◆ Jouw opdracht
Geef de regels vanaf de regel met "highlight-box <box>458 212 598 341</box>" tot en met de regel met "tab-all[interactable]: 全部 <box>62" ongewijzigd terug.

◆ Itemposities
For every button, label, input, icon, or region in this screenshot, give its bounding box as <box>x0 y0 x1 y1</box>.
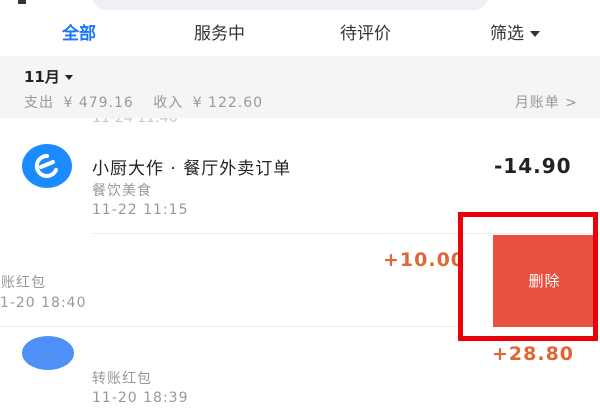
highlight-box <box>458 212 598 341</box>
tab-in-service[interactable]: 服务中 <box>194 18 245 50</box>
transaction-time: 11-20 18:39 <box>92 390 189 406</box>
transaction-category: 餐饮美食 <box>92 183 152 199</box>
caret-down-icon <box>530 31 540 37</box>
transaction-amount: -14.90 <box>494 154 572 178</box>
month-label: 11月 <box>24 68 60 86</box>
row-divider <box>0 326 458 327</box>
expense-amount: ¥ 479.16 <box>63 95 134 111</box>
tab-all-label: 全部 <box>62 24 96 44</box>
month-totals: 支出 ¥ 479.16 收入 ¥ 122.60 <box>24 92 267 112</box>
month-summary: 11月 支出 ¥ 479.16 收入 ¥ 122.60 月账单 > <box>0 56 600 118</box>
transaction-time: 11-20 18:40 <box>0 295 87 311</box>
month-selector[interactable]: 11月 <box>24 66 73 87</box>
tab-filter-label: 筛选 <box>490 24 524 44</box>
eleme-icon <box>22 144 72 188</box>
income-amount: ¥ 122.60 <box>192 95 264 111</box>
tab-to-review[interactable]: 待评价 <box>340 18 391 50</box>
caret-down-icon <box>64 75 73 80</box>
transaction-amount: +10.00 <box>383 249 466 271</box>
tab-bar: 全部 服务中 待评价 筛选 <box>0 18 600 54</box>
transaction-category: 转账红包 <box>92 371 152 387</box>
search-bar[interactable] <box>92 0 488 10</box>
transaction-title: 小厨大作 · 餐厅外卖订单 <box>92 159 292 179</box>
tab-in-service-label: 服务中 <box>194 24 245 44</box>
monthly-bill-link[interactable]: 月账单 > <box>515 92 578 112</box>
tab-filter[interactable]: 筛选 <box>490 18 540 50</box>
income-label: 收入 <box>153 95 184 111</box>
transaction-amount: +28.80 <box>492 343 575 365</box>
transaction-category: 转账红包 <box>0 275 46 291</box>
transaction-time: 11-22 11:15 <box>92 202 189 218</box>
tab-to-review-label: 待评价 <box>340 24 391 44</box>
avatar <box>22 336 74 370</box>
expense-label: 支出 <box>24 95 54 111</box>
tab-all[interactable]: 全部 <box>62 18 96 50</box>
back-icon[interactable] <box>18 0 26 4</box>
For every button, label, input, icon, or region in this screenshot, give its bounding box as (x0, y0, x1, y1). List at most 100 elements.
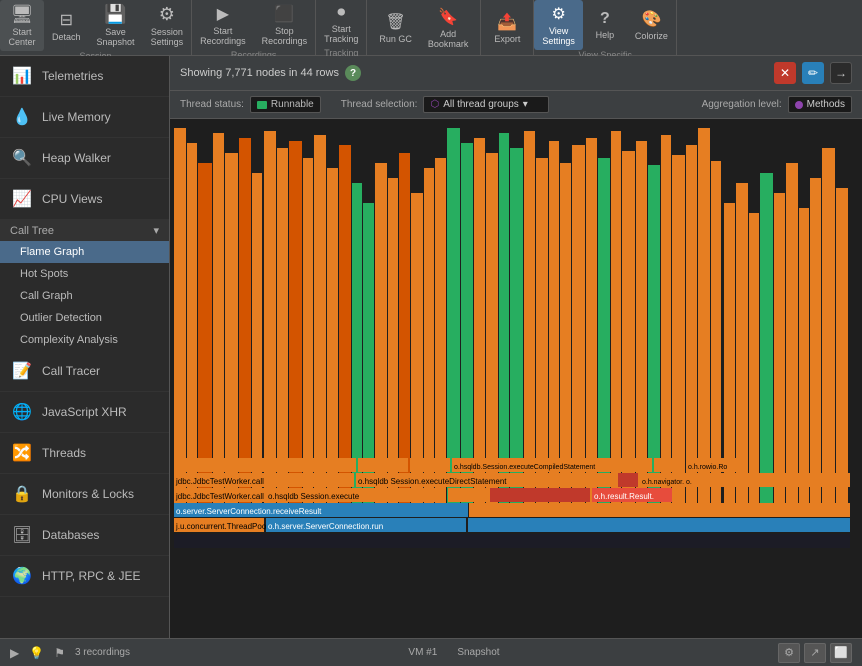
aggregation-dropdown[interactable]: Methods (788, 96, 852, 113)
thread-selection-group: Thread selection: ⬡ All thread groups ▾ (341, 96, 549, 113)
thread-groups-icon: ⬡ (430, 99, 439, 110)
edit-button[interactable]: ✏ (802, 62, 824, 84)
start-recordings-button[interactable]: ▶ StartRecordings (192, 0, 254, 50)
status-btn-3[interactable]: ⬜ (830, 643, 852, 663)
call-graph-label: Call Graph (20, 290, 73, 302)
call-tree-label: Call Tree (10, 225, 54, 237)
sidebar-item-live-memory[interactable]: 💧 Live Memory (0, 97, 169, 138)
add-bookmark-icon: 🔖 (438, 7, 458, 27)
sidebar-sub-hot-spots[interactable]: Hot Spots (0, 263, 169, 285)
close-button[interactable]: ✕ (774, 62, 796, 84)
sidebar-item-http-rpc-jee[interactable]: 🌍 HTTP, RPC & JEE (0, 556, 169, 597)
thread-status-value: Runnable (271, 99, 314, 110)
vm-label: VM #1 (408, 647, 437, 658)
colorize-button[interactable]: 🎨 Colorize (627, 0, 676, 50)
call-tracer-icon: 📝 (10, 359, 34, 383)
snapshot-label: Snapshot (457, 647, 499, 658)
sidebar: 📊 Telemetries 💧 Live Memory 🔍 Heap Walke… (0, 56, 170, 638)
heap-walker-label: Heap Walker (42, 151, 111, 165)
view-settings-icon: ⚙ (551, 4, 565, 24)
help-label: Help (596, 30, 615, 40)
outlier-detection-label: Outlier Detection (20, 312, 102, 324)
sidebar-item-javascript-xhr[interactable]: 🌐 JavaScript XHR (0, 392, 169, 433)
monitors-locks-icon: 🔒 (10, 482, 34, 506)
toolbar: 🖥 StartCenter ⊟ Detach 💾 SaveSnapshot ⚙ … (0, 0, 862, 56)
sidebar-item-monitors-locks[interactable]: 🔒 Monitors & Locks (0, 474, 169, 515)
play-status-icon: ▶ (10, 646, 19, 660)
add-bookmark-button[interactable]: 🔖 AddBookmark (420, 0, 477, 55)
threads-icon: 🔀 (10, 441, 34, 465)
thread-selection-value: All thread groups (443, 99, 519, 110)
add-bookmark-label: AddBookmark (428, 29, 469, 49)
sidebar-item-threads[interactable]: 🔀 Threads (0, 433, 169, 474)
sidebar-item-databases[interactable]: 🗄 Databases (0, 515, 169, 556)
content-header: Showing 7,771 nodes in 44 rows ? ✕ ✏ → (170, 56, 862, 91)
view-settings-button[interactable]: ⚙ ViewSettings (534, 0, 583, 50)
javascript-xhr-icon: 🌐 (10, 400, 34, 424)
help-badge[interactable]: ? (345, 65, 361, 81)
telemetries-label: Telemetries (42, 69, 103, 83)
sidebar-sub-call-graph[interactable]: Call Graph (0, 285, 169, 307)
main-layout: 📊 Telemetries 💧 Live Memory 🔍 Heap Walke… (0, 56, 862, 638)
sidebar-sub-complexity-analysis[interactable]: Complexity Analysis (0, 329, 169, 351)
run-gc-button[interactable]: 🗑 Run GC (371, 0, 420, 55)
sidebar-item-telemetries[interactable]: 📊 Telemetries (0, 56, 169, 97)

◆ Uitkomst opdracht
highlight-box <box>458 212 598 341</box>
tab-in-service[interactable]: 服务中 <box>194 18 245 50</box>
transaction-time: 11-20 18:39 <box>92 390 189 406</box>
transaction-category: 餐饮美食 <box>92 183 152 199</box>
caret-down-icon <box>530 31 540 37</box>
transaction-amount: -14.90 <box>494 154 572 178</box>
month-label: 11月 <box>24 68 60 86</box>
row-divider <box>0 326 458 327</box>
expense-amount: ¥ 479.16 <box>63 95 134 111</box>
tab-all-label: 全部 <box>62 24 96 44</box>
month-totals: 支出 ¥ 479.16 收入 ¥ 122.60 <box>24 92 267 112</box>
month-summary: 11月 支出 ¥ 479.16 收入 ¥ 122.60 月账单 > <box>0 56 600 118</box>
transaction-time: 11-20 18:40 <box>0 295 87 311</box>
month-selector[interactable]: 11月 <box>24 66 73 87</box>
tab-filter-label: 筛选 <box>490 24 524 44</box>
eleme-icon <box>22 144 72 188</box>
income-amount: ¥ 122.60 <box>192 95 264 111</box>
tab-to-review[interactable]: 待评价 <box>340 18 391 50</box>
caret-down-icon <box>64 75 73 80</box>
transaction-amount: +10.00 <box>383 249 466 271</box>
tab-bar: 全部 服务中 待评价 筛选 <box>0 18 600 54</box>
transaction-category: 转账红包 <box>92 371 152 387</box>
search-bar[interactable] <box>92 0 488 10</box>
transaction-title: 小厨大作 · 餐厅外卖订单 <box>92 159 292 179</box>
tab-in-service-label: 服务中 <box>194 24 245 44</box>
monthly-bill-link[interactable]: 月账单 > <box>515 92 578 112</box>
tab-filter[interactable]: 筛选 <box>490 18 540 50</box>
income-label: 收入 <box>153 95 184 111</box>
transaction-amount: +28.80 <box>492 343 575 365</box>
transaction-category: 转账红包 <box>0 275 46 291</box>
transaction-time: 11-22 11:15 <box>92 202 189 218</box>
tab-to-review-label: 待评价 <box>340 24 391 44</box>
avatar <box>22 336 74 370</box>
expense-label: 支出 <box>24 95 54 111</box>
tab-all[interactable]: 全部 <box>62 18 96 50</box>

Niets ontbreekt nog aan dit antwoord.